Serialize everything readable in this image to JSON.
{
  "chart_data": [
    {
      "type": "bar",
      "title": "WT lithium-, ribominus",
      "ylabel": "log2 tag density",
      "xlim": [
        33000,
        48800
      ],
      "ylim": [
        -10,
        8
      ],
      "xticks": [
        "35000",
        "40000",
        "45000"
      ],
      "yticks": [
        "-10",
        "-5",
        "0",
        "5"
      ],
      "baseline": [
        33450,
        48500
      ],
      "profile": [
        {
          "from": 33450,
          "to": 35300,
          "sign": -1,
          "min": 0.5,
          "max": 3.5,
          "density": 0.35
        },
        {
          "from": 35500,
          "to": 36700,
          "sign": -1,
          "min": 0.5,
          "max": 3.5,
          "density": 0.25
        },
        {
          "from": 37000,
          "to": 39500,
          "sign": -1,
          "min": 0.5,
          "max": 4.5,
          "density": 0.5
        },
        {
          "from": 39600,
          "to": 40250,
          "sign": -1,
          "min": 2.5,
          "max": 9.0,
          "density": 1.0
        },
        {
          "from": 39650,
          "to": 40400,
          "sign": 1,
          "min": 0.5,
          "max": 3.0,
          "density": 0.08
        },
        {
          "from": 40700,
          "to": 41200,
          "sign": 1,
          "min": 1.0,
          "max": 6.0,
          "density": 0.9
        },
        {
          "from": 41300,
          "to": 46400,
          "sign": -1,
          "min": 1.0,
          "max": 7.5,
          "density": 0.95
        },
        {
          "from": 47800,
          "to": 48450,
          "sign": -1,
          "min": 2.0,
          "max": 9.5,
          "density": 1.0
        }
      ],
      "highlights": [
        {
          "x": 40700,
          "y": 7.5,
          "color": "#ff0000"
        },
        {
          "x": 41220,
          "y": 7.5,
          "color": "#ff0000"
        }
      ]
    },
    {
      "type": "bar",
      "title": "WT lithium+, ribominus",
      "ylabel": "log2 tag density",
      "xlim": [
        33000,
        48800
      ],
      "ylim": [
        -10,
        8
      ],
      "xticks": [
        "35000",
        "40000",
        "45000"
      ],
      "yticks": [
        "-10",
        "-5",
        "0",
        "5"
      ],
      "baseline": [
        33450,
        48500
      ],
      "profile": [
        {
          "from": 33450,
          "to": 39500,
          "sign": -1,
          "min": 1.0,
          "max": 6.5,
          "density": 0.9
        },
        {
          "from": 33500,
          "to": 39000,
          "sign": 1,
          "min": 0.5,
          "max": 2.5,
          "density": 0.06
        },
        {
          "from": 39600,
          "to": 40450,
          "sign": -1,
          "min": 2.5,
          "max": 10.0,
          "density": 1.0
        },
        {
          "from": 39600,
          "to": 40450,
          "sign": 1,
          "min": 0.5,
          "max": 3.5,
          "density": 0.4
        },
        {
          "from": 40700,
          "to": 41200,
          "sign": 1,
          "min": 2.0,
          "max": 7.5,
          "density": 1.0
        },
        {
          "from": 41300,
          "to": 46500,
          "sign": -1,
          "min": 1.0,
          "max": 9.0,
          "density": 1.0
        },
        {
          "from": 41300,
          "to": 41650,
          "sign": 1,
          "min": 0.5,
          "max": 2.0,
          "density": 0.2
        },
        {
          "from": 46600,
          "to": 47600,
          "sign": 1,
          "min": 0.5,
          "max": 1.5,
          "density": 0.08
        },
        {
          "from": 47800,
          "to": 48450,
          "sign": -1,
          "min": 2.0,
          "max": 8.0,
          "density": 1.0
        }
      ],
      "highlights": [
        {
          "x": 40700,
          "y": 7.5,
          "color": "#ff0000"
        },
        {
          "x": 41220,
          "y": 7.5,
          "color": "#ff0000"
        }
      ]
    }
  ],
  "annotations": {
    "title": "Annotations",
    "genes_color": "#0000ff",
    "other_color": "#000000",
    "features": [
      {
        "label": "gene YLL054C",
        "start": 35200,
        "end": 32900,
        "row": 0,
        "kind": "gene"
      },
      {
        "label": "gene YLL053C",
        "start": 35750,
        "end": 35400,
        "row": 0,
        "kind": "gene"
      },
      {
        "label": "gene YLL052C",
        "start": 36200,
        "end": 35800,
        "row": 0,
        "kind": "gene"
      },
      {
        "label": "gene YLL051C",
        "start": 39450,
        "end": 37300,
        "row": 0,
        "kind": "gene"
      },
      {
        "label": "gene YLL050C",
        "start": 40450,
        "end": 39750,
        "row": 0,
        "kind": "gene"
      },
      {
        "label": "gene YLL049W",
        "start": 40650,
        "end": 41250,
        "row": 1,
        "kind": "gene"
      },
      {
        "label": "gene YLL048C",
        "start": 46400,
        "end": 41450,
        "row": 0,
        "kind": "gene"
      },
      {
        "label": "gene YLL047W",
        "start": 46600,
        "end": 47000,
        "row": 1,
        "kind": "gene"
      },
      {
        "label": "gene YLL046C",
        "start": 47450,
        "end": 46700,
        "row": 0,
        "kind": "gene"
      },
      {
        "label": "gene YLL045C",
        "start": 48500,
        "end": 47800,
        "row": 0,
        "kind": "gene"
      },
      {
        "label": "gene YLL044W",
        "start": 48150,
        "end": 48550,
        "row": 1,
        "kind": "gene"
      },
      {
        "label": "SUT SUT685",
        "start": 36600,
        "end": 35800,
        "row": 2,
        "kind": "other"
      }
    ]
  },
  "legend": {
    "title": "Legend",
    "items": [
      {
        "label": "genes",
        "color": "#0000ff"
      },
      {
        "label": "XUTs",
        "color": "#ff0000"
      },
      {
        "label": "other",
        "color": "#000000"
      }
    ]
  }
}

········

Task objective –
The entries are to be retyped in full, with no alteration.

Written response –
Serialize everything readable in this image to JSON.
{
  "chart_data": [
    {
      "type": "bar",
      "title": "WT lithium-, ribominus",
      "ylabel": "log2 tag density",
      "xlim": [
        33000,
        48800
      ],
      "ylim": [
        -10,
        8
      ],
      "xticks": [
        "35000",
        "40000",
        "45000"
      ],
      "yticks": [
        "-10",
        "-5",
        "0",
        "5"
      ],
      "baseline": [
        33450,
        48500
      ],
      "profile": [
        {
          "from": 33450,
          "to": 35300,
          "sign": -1,
          "min": 0.5,
          "max": 3.5,
          "density": 0.35
        },
        {
          "from": 35500,
          "to": 36700,
          "sign": -1,
          "min": 0.5,
          "max": 3.5,
          "density": 0.25
        },
        {
          "from": 37000,
          "to": 39500,
          "sign": -1,
          "min": 0.5,
          "max": 4.5,
          "density": 0.5
        },
        {
          "from": 39600,
          "to": 40250,
          "sign": -1,
          "min": 2.5,
          "max": 9.0,
          "density": 1.0
        },
        {
          "from": 39650,
          "to": 40400,
          "sign": 1,
          "min": 0.5,
          "max": 3.0,
          "density": 0.08
        },
        {
          "from": 40700,
          "to": 41200,
          "sign": 1,
          "min": 1.0,
          "max": 6.0,
          "density": 0.9
        },
        {
          "from": 41300,
          "to": 46400,
          "sign": -1,
          "min": 1.0,
          "max": 7.5,
          "density": 0.95
        },
        {
          "from": 47800,
          "to": 48450,
          "sign": -1,
          "min": 2.0,
          "max": 9.5,
          "density": 1.0
        }
      ],
      "highlights": [
        {
          "x": 40700,
          "y": 7.5,
          "color": "#ff0000"
        },
        {
          "x": 41220,
          "y": 7.5,
          "color": "#ff0000"
        }
      ]
    },
    {
      "type": "bar",
      "title": "WT lithium+, ribominus",
      "ylabel": "log2 tag density",
      "xlim": [
        33000,
        48800
      ],
      "ylim": [
        -10,
        8
      ],
      "xticks": [
        "35000",
        "40000",
        "45000"
      ],
      "yticks": [
        "-10",
        "-5",
        "0",
        "5"
      ],
      "baseline": [
        33450,
        48500
      ],
      "profile": [
        {
          "from": 33450,
          "to": 39500,
          "sign": -1,
          "min": 1.0,
          "max": 6.5,
          "density": 0.9
        },
        {
          "from": 33500,
          "to": 39000,
          "sign": 1,
          "min": 0.5,
          "max": 2.5,
          "density": 0.06
        },
        {
          "from": 39600,
          "to": 40450,
          "sign": -1,
          "min": 2.5,
          "max": 10.0,
          "density": 1.0
        },
        {
          "from": 39600,
          "to": 40450,
          "sign": 1,
          "min": 0.5,
          "max": 3.5,
          "density": 0.4
        },
        {
          "from": 40700,
          "to": 41200,
          "sign": 1,
          "min": 2.0,
          "max": 7.5,
          "density": 1.0
        },
        {
          "from": 41300,
          "to": 46500,
          "sign": -1,
          "min": 1.0,
          "max": 9.0,
          "density": 1.0
        },
        {
          "from": 41300,
          "to": 41650,
          "sign": 1,
          "min": 0.5,
          "max": 2.0,
          "density": 0.2
        },
        {
          "from": 46600,
          "to": 47600,
          "sign": 1,
          "min": 0.5,
          "max": 1.5,
          "density": 0.08
        },
        {
          "from": 47800,
          "to": 48450,
          "sign": -1,
          "min": 2.0,
          "max": 8.0,
          "density": 1.0
        }
      ],
      "highlights": [
        {
          "x": 40700,
          "y": 7.5,
          "color": "#ff0000"
        },
        {
          "x": 41220,
          "y": 7.5,
          "color": "#ff0000"
        }
      ]
    }
  ],
  "annotations": {
    "title": "Annotations",
    "genes_color": "#0000ff",
    "other_color": "#000000",
    "features": [
      {
        "label": "gene YLL054C",
        "start": 35200,
        "end": 32900,
        "row": 0,
        "kind": "gene"
      },
      {
        "label": "gene YLL053C",
        "start": 35750,
        "end": 35400,
        "row": 0,
        "kind": "gene"
      },
      {
        "label": "gene YLL052C",
        "start": 36200,
        "end": 35800,
        "row": 0,
        "kind": "gene"
      },
      {
        "label": "gene YLL051C",
        "start": 39450,
        "end": 37300,
        "row": 0,
        "kind": "gene"
      },
      {
        "label": "gene YLL050C",
        "start": 40450,
        "end": 39750,
        "row": 0,
        "kind": "gene"
      },
      {
        "label": "gene YLL049W",
        "start": 40650,
        "end": 41250,
        "row": 1,
        "kind": "gene"
      },
      {
        "label": "gene YLL048C",
        "start": 46400,
        "end": 41450,
        "row": 0,
        "kind": "gene"
      },
      {
        "label": "gene YLL047W",
        "start": 46600,
        "end": 47000,
        "row": 1,
        "kind": "gene"
      },
      {
        "label": "gene YLL046C",
        "start": 47450,
        "end": 46700,
        "row": 0,
        "kind": "gene"
      },
      {
        "label": "gene YLL045C",
        "start": 48500,
        "end": 47800,
        "row": 0,
        "kind": "gene"
      },
      {
        "label": "gene YLL044W",
        "start": 48150,
        "end": 48550,
        "row": 1,
        "kind": "gene"
      },
      {
        "label": "SUT SUT685",
        "start": 36600,
        "end": 35800,
        "row": 2,
        "kind": "other"
      }
    ]
  },
  "legend": {
    "title": "Legend",
    "items": [
      {
        "label": "genes",
        "color": "#0000ff"
      },
      {
        "label": "XUTs",
        "color": "#ff0000"
      },
      {
        "label": "other",
        "color": "#000000"
      }
    ]
  }
}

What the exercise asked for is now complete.